■ **Task input**:
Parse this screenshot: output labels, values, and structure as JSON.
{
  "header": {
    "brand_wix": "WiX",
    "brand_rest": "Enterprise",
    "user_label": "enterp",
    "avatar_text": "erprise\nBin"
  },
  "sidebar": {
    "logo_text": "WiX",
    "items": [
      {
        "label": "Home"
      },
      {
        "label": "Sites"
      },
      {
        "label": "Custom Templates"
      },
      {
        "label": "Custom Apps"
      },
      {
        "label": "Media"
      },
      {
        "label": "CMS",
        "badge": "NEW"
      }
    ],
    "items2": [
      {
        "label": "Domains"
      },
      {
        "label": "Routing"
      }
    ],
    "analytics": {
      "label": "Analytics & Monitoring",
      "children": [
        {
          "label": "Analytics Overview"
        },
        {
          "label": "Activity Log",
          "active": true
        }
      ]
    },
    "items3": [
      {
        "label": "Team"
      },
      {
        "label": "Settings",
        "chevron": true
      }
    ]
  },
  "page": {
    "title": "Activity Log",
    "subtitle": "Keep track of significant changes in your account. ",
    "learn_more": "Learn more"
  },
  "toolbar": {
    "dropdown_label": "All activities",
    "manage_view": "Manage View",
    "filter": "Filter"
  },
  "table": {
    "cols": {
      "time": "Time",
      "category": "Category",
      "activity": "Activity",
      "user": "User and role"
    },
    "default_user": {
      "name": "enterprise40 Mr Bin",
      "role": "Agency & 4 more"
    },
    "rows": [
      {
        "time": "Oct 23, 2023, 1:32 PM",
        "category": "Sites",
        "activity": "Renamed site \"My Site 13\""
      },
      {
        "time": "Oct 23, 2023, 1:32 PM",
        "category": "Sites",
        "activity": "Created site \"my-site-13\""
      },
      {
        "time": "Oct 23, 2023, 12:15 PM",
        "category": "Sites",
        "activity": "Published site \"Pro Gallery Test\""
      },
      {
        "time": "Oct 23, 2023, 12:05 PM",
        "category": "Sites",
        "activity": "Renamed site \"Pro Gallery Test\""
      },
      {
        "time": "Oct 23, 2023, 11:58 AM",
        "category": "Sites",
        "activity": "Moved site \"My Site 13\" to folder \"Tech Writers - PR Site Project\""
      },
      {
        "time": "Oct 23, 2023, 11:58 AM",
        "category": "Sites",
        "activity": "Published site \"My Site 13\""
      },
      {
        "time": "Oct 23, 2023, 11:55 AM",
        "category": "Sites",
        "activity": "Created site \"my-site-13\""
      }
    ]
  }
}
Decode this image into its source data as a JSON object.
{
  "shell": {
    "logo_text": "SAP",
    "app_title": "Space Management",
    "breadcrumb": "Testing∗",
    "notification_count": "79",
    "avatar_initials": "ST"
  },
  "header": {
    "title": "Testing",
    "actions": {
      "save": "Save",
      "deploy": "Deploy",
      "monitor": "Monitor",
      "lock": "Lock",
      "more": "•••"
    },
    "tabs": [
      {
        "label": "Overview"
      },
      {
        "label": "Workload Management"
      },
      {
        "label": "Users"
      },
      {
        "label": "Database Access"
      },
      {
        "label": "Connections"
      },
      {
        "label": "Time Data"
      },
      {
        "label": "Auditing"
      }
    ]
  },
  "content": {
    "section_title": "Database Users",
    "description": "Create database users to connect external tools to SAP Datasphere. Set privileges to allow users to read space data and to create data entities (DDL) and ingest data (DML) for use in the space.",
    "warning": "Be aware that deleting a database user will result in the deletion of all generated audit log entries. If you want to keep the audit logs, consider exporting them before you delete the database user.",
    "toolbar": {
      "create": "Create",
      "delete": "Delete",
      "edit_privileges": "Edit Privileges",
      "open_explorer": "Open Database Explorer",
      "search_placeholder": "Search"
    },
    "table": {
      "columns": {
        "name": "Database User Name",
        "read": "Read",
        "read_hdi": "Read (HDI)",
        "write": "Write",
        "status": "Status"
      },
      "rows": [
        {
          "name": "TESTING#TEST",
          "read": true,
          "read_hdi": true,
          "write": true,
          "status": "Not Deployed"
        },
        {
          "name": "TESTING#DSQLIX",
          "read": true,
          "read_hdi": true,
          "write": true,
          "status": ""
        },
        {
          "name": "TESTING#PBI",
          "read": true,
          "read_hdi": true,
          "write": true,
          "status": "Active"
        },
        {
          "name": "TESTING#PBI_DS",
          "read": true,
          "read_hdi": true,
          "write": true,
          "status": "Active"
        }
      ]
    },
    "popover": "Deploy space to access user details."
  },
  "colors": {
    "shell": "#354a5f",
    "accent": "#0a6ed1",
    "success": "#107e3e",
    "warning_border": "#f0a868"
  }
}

■ **Exercise objective**:
Write out every line from the entries where "Renamed" appears.

■ **Exercise result**:
        "activity": "Renamed site \"My Site 13\""
        "activity": "Renamed site \"Pro Gallery Test\""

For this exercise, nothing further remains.